**ESERCIZIO:**
Modifichi i record seguenti sostituendo ogni occorrenza di "Career discovery" con "Career guidance" e lasci invariato tutto il resto.

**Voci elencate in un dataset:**
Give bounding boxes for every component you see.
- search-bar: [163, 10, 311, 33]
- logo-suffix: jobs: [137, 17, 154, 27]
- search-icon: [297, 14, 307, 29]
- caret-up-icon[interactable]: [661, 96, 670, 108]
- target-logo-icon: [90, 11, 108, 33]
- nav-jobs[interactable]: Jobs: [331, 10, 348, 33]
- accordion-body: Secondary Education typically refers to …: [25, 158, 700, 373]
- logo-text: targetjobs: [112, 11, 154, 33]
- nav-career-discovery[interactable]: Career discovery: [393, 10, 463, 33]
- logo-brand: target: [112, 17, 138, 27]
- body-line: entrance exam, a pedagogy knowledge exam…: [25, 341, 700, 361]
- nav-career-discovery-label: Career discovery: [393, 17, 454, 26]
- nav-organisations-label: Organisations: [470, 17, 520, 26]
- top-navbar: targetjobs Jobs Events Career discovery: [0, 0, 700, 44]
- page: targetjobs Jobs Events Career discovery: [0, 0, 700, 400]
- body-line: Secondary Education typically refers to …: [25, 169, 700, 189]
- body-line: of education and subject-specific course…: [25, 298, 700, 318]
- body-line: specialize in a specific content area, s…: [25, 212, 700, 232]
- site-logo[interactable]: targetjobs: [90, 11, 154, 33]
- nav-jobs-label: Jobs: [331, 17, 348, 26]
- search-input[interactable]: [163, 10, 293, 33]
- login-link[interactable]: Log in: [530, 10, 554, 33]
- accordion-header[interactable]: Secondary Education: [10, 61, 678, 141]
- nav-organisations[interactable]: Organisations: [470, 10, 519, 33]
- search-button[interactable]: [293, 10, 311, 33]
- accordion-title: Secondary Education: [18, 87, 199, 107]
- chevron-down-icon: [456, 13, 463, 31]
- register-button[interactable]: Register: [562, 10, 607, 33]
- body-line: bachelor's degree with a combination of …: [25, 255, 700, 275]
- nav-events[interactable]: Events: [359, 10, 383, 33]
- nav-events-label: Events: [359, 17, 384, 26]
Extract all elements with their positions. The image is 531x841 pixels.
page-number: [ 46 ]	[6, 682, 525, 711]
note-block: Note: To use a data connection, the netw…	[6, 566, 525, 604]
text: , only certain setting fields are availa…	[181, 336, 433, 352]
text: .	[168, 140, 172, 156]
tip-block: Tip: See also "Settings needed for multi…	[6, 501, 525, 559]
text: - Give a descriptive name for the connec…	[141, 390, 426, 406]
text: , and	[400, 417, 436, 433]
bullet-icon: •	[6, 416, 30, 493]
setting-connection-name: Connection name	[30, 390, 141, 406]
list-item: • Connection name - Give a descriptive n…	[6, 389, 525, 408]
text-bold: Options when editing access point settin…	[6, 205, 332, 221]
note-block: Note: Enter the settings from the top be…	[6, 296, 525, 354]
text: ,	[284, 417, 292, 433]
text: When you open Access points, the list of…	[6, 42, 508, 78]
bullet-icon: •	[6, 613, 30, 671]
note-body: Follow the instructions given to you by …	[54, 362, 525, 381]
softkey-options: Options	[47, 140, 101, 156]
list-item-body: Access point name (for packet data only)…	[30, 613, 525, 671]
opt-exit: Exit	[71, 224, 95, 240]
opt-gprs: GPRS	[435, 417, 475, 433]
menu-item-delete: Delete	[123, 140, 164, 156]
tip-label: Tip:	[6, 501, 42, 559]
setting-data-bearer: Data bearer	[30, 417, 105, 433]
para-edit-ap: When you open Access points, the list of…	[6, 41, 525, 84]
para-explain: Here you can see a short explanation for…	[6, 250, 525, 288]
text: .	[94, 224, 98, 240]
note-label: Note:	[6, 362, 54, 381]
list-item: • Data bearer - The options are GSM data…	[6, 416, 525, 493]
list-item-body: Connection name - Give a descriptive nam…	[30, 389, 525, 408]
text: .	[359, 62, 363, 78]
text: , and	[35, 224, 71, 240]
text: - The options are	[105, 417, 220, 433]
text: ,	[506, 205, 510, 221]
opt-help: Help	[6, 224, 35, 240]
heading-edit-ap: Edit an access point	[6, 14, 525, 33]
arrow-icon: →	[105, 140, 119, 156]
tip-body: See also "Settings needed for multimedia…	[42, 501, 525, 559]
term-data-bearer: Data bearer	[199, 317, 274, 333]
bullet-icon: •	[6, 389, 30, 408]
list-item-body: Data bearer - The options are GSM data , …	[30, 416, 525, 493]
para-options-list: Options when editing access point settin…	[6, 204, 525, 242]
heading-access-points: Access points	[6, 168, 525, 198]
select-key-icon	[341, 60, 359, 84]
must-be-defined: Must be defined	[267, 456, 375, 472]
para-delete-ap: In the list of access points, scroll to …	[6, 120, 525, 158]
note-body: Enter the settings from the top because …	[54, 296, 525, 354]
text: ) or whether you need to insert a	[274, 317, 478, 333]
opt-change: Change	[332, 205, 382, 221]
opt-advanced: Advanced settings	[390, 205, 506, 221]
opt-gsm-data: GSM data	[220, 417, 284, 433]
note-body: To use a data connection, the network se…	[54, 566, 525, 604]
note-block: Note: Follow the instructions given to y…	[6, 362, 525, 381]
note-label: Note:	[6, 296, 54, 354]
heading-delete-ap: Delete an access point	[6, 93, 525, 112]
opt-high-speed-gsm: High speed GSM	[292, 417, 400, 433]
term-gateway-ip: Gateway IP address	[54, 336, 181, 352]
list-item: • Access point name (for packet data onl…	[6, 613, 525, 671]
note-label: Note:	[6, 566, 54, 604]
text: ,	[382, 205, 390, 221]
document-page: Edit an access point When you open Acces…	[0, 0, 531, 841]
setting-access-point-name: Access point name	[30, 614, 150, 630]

**SOLUZIONE:**
Give bounding boxes for every component you see.
- search-bar: [163, 10, 311, 33]
- logo-suffix: jobs: [137, 17, 154, 27]
- search-icon: [297, 14, 307, 29]
- caret-up-icon[interactable]: [661, 96, 670, 108]
- target-logo-icon: [90, 11, 108, 33]
- nav-jobs[interactable]: Jobs: [331, 10, 348, 33]
- accordion-body: Secondary Education typically refers to …: [25, 158, 700, 373]
- logo-text: targetjobs: [112, 11, 154, 33]
- nav-career-discovery[interactable]: Career guidance: [393, 10, 463, 33]
- logo-brand: target: [112, 17, 138, 27]
- body-line: entrance exam, a pedagogy knowledge exam…: [25, 341, 700, 361]
- nav-career-discovery-label: Career guidance: [393, 17, 454, 26]
- nav-organisations-label: Organisations: [470, 17, 520, 26]
- top-navbar: targetjobs Jobs Events Career guidance: [0, 0, 700, 44]
- page: targetjobs Jobs Events Career guidance: [0, 0, 700, 400]
- body-line: Secondary Education typically refers to …: [25, 169, 700, 189]
- body-line: of education and subject-specific course…: [25, 298, 700, 318]
- body-line: specialize in a specific content area, s…: [25, 212, 700, 232]
- site-logo[interactable]: targetjobs: [90, 11, 154, 33]
- nav-jobs-label: Jobs: [331, 17, 348, 26]
- search-input[interactable]: [163, 10, 293, 33]
- login-link[interactable]: Log in: [530, 10, 554, 33]
- accordion-header[interactable]: Secondary Education: [10, 61, 678, 141]
- nav-organisations[interactable]: Organisations: [470, 10, 519, 33]
- search-button[interactable]: [293, 10, 311, 33]
- accordion-title: Secondary Education: [18, 87, 199, 107]
- chevron-down-icon: [456, 13, 463, 31]
- register-button[interactable]: Register: [562, 10, 607, 33]
- body-line: bachelor's degree with a combination of …: [25, 255, 700, 275]
- nav-events[interactable]: Events: [359, 10, 383, 33]
- nav-events-label: Events: [359, 17, 384, 26]
Extract all elements with their positions. The image is 531x841 pixels.
page-number: [ 46 ]	[6, 682, 525, 711]
note-block: Note: To use a data connection, the netw…	[6, 566, 525, 604]
text: , only certain setting fields are availa…	[181, 336, 433, 352]
text: .	[168, 140, 172, 156]
tip-block: Tip: See also "Settings needed for multi…	[6, 501, 525, 559]
text: - Give a descriptive name for the connec…	[141, 390, 426, 406]
text: , and	[400, 417, 436, 433]
bullet-icon: •	[6, 416, 30, 493]
setting-connection-name: Connection name	[30, 390, 141, 406]
list-item: • Connection name - Give a descriptive n…	[6, 389, 525, 408]
text-bold: Options when editing access point settin…	[6, 205, 332, 221]
note-block: Note: Enter the settings from the top be…	[6, 296, 525, 354]
text: ,	[284, 417, 292, 433]
text: When you open Access points, the list of…	[6, 42, 508, 78]
bullet-icon: •	[6, 613, 30, 671]
note-body: Follow the instructions given to you by …	[54, 362, 525, 381]
softkey-options: Options	[47, 140, 101, 156]
list-item-body: Access point name (for packet data only)…	[30, 613, 525, 671]
opt-exit: Exit	[71, 224, 95, 240]
opt-gprs: GPRS	[435, 417, 475, 433]
menu-item-delete: Delete	[123, 140, 164, 156]
tip-label: Tip:	[6, 501, 42, 559]
setting-data-bearer: Data bearer	[30, 417, 105, 433]
para-edit-ap: When you open Access points, the list of…	[6, 41, 525, 84]
para-explain: Here you can see a short explanation for…	[6, 250, 525, 288]
text: .	[94, 224, 98, 240]
note-label: Note:	[6, 362, 54, 381]
list-item: • Data bearer - The options are GSM data…	[6, 416, 525, 493]
list-item-body: Connection name - Give a descriptive nam…	[30, 389, 525, 408]
text: .	[359, 62, 363, 78]
text: , and	[35, 224, 71, 240]
text: - The options are	[105, 417, 220, 433]
text: ,	[506, 205, 510, 221]
opt-help: Help	[6, 224, 35, 240]
heading-edit-ap: Edit an access point	[6, 14, 525, 33]
arrow-icon: →	[105, 140, 119, 156]
tip-body: See also "Settings needed for multimedia…	[42, 501, 525, 559]
term-data-bearer: Data bearer	[199, 317, 274, 333]
bullet-icon: •	[6, 389, 30, 408]
list-item-body: Data bearer - The options are GSM data , …	[30, 416, 525, 493]
para-options-list: Options when editing access point settin…	[6, 204, 525, 242]
heading-access-points: Access points	[6, 168, 525, 198]
select-key-icon	[341, 60, 359, 84]
must-be-defined: Must be defined	[267, 456, 375, 472]
para-delete-ap: In the list of access points, scroll to …	[6, 120, 525, 158]
note-body: Enter the settings from the top because …	[54, 296, 525, 354]
text: ) or whether you need to insert a	[274, 317, 478, 333]
opt-change: Change	[332, 205, 382, 221]
opt-advanced: Advanced settings	[390, 205, 506, 221]
opt-gsm-data: GSM data	[220, 417, 284, 433]
note-body: To use a data connection, the network se…	[54, 566, 525, 604]
note-block: Note: Follow the instructions given to y…	[6, 362, 525, 381]
note-label: Note:	[6, 296, 54, 354]
heading-delete-ap: Delete an access point	[6, 93, 525, 112]
opt-high-speed-gsm: High speed GSM	[292, 417, 400, 433]
term-gateway-ip: Gateway IP address	[54, 336, 181, 352]
list-item: • Access point name (for packet data onl…	[6, 613, 525, 671]
note-label: Note:	[6, 566, 54, 604]
text: ,	[382, 205, 390, 221]
document-page: Edit an access point When you open Acces…	[0, 0, 531, 841]
setting-access-point-name: Access point name	[30, 614, 150, 630]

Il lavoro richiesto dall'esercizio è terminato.